Directions
The listing beneath should be written out in full, exactly as shown.
===== Input records =====
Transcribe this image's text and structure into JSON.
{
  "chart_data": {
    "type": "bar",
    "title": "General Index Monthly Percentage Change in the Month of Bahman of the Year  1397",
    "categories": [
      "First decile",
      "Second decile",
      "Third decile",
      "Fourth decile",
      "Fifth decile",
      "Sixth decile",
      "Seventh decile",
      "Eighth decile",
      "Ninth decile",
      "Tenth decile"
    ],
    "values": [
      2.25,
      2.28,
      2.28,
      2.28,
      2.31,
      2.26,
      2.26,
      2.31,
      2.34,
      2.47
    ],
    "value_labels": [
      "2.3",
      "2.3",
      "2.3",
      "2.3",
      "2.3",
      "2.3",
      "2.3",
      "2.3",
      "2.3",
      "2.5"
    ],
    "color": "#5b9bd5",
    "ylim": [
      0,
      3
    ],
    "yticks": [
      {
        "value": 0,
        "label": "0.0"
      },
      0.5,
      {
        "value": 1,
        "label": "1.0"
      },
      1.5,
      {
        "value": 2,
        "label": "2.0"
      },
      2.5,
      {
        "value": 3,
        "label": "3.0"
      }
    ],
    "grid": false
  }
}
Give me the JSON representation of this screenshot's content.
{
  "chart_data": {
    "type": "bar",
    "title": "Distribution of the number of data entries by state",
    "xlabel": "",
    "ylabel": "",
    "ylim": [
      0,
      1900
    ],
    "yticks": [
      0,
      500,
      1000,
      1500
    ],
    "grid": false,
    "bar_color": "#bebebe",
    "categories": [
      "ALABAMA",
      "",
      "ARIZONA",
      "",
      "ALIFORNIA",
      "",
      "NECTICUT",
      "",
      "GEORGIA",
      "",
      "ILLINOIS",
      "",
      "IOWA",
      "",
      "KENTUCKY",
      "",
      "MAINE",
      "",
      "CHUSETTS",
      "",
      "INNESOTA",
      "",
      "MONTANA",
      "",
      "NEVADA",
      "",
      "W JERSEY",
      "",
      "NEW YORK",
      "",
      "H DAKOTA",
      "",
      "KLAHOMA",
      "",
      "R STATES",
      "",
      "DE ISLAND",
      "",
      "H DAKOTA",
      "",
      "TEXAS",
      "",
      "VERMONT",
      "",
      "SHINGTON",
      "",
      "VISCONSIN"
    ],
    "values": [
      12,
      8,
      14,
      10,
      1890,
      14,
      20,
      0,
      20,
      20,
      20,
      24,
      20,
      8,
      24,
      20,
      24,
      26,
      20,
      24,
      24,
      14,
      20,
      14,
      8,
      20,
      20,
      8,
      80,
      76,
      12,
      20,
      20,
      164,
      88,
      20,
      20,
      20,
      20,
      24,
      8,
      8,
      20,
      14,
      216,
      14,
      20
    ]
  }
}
=====
Answer
Transcribe this image's text and structure into JSON.
{
  "chart_data": {
    "type": "bar",
    "title": "General Index Monthly Percentage Change in the Month of Bahman of the Year  1397",
    "categories": [
      "First decile",
      "Second decile",
      "Third decile",
      "Fourth decile",
      "Fifth decile",
      "Sixth decile",
      "Seventh decile",
      "Eighth decile",
      "Ninth decile",
      "Tenth decile"
    ],
    "values": [
      2.25,
      2.28,
      2.28,
      2.28,
      2.31,
      2.26,
      2.26,
      2.31,
      2.34,
      2.47
    ],
    "value_labels": [
      "2.3",
      "2.3",
      "2.3",
      "2.3",
      "2.3",
      "2.3",
      "2.3",
      "2.3",
      "2.3",
      "2.5"
    ],
    "color": "#5b9bd5",
    "ylim": [
      0,
      3
    ],
    "yticks": [
      {
        "value": 0,
        "label": "0.0"
      },
      0.5,
      {
        "value": 1,
        "label": "1.0"
      },
      1.5,
      {
        "value": 2,
        "label": "2.0"
      },
      2.5,
      {
        "value": 3,
        "label": "3.0"
      }
    ],
    "grid": false
  }
}
Give me the JSON representation of this screenshot's content.
{
  "chart_data": {
    "type": "bar",
    "title": "Distribution of the number of data entries by state",
    "xlabel": "",
    "ylabel": "",
    "ylim": [
      0,
      1900
    ],
    "yticks": [
      0,
      500,
      1000,
      1500
    ],
    "grid": false,
    "bar_color": "#bebebe",
    "categories": [
      "ALABAMA",
      "",
      "ARIZONA",
      "",
      "ALIFORNIA",
      "",
      "NECTICUT",
      "",
      "GEORGIA",
      "",
      "ILLINOIS",
      "",
      "IOWA",
      "",
      "KENTUCKY",
      "",
      "MAINE",
      "",
      "CHUSETTS",
      "",
      "INNESOTA",
      "",
      "MONTANA",
      "",
      "NEVADA",
      "",
      "W JERSEY",
      "",
      "NEW YORK",
      "",
      "H DAKOTA",
      "",
      "KLAHOMA",
      "",
      "R STATES",
      "",
      "DE ISLAND",
      "",
      "H DAKOTA",
      "",
      "TEXAS",
      "",
      "VERMONT",
      "",
      "SHINGTON",
      "",
      "VISCONSIN"
    ],
    "values": [
      12,
      8,
      14,
      10,
      1890,
      14,
      20,
      0,
      20,
      20,
      20,
      24,
      20,
      8,
      24,
      20,
      24,
      26,
      20,
      24,
      24,
      14,
      20,
      14,
      8,
      20,
      20,
      8,
      80,
      76,
      12,
      20,
      20,
      164,
      88,
      20,
      20,
      20,
      20,
      24,
      8,
      8,
      20,
      14,
      216,
      14,
      20
    ]
  }
}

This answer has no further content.